───── Material for the task ─────
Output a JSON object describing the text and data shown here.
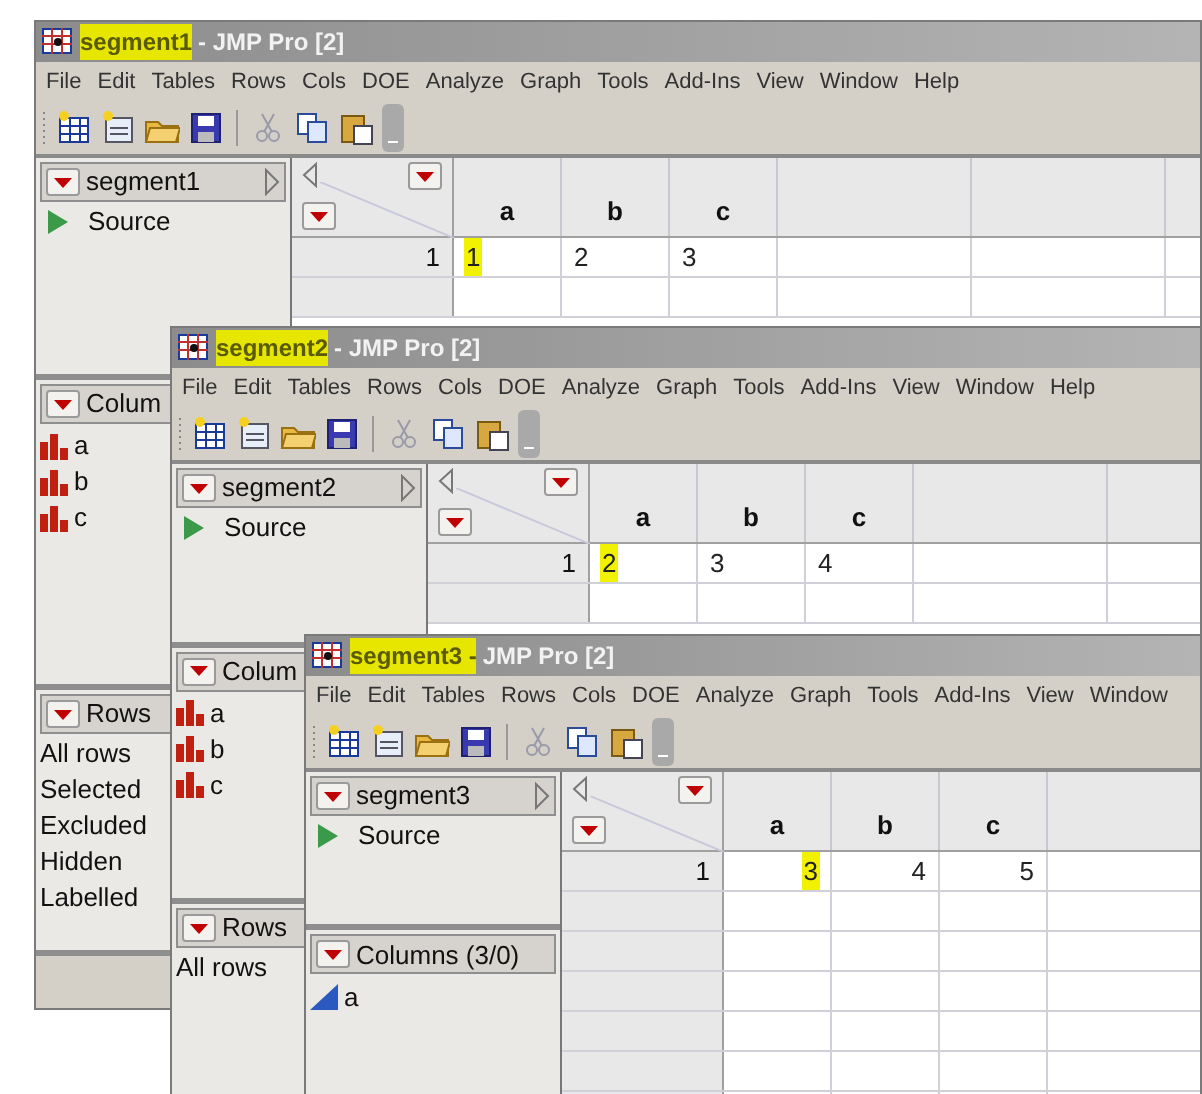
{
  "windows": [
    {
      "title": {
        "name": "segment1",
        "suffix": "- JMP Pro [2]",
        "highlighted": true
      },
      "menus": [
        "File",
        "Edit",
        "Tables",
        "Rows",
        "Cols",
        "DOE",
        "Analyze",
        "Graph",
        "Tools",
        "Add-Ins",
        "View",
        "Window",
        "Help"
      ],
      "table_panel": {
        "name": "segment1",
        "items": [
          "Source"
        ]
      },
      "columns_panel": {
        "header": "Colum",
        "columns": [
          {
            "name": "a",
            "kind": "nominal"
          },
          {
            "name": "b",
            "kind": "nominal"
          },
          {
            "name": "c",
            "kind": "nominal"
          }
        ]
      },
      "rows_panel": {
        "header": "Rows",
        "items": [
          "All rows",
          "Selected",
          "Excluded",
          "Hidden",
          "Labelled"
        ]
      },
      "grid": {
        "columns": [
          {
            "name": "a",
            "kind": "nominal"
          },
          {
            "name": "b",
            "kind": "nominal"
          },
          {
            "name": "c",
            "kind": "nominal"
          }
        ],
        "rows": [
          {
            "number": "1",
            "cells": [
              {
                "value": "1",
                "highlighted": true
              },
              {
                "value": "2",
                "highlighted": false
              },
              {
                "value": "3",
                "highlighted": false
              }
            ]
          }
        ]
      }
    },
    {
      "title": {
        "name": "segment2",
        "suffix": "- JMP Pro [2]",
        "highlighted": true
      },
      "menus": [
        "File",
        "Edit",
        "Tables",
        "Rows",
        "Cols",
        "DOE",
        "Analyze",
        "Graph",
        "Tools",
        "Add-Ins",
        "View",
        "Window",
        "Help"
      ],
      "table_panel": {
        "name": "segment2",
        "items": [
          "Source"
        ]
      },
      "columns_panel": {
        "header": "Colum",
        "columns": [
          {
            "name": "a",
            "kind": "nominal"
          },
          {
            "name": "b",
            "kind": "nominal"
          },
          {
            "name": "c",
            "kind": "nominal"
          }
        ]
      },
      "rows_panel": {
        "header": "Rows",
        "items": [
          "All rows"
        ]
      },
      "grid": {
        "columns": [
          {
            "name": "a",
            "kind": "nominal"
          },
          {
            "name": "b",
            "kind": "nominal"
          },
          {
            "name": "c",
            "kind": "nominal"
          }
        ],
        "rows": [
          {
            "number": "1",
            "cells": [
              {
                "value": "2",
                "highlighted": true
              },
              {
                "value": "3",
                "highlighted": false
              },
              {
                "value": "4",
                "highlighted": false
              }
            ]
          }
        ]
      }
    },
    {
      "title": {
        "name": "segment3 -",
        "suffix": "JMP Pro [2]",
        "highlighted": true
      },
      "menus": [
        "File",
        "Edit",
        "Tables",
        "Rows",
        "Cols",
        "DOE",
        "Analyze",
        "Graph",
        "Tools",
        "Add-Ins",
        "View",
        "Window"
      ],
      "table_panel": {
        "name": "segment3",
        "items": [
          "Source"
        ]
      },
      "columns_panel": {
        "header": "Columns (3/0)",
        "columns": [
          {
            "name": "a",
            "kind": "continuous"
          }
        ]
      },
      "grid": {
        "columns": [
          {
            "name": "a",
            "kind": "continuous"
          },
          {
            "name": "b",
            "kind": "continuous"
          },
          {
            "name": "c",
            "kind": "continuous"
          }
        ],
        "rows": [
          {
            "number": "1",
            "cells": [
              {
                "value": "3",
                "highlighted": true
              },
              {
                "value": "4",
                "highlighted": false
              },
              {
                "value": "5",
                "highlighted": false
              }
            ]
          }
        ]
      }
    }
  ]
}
─────
- _Exercise requirements_
Copy out all the data without changing anything, and drop the pictures.

- _Completed task_
Output a JSON object describing the text and data shown here.
{
  "windows": [
    {
      "title": {
        "name": "segment1",
        "suffix": "- JMP Pro [2]",
        "highlighted": true
      },
      "menus": [
        "File",
        "Edit",
        "Tables",
        "Rows",
        "Cols",
        "DOE",
        "Analyze",
        "Graph",
        "Tools",
        "Add-Ins",
        "View",
        "Window",
        "Help"
      ],
      "table_panel": {
        "name": "segment1",
        "items": [
          "Source"
        ]
      },
      "columns_panel": {
        "header": "Colum",
        "columns": [
          {
            "name": "a",
            "kind": "nominal"
          },
          {
            "name": "b",
            "kind": "nominal"
          },
          {
            "name": "c",
            "kind": "nominal"
          }
        ]
      },
      "rows_panel": {
        "header": "Rows",
        "items": [
          "All rows",
          "Selected",
          "Excluded",
          "Hidden",
          "Labelled"
        ]
      },
      "grid": {
        "columns": [
          {
            "name": "a",
            "kind": "nominal"
          },
          {
            "name": "b",
            "kind": "nominal"
          },
          {
            "name": "c",
            "kind": "nominal"
          }
        ],
        "rows": [
          {
            "number": "1",
            "cells": [
              {
                "value": "1",
                "highlighted": true
              },
              {
                "value": "2",
                "highlighted": false
              },
              {
                "value": "3",
                "highlighted": false
              }
            ]
          }
        ]
      }
    },
    {
      "title": {
        "name": "segment2",
        "suffix": "- JMP Pro [2]",
        "highlighted": true
      },
      "menus": [
        "File",
        "Edit",
        "Tables",
        "Rows",
        "Cols",
        "DOE",
        "Analyze",
        "Graph",
        "Tools",
        "Add-Ins",
        "View",
        "Window",
        "Help"
      ],
      "table_panel": {
        "name": "segment2",
        "items": [
          "Source"
        ]
      },
      "columns_panel": {
        "header": "Colum",
        "columns": [
          {
            "name": "a",
            "kind": "nominal"
          },
          {
            "name": "b",
            "kind": "nominal"
          },
          {
            "name": "c",
            "kind": "nominal"
          }
        ]
      },
      "rows_panel": {
        "header": "Rows",
        "items": [
          "All rows"
        ]
      },
      "grid": {
        "columns": [
          {
            "name": "a",
            "kind": "nominal"
          },
          {
            "name": "b",
            "kind": "nominal"
          },
          {
            "name": "c",
            "kind": "nominal"
          }
        ],
        "rows": [
          {
            "number": "1",
            "cells": [
              {
                "value": "2",
                "highlighted": true
              },
              {
                "value": "3",
                "highlighted": false
              },
              {
                "value": "4",
                "highlighted": false
              }
            ]
          }
        ]
      }
    },
    {
      "title": {
        "name": "segment3 -",
        "suffix": "JMP Pro [2]",
        "highlighted": true
      },
      "menus": [
        "File",
        "Edit",
        "Tables",
        "Rows",
        "Cols",
        "DOE",
        "Analyze",
        "Graph",
        "Tools",
        "Add-Ins",
        "View",
        "Window"
      ],
      "table_panel": {
        "name": "segment3",
        "items": [
          "Source"
        ]
      },
      "columns_panel": {
        "header": "Columns (3/0)",
        "columns": [
          {
            "name": "a",
            "kind": "continuous"
          }
        ]
      },
      "grid": {
        "columns": [
          {
            "name": "a",
            "kind": "continuous"
          },
          {
            "name": "b",
            "kind": "continuous"
          },
          {
            "name": "c",
            "kind": "continuous"
          }
        ],
        "rows": [
          {
            "number": "1",
            "cells": [
              {
                "value": "3",
                "highlighted": true
              },
              {
                "value": "4",
                "highlighted": false
              },
              {
                "value": "5",
                "highlighted": false
              }
            ]
          }
        ]
      }
    }
  ]
}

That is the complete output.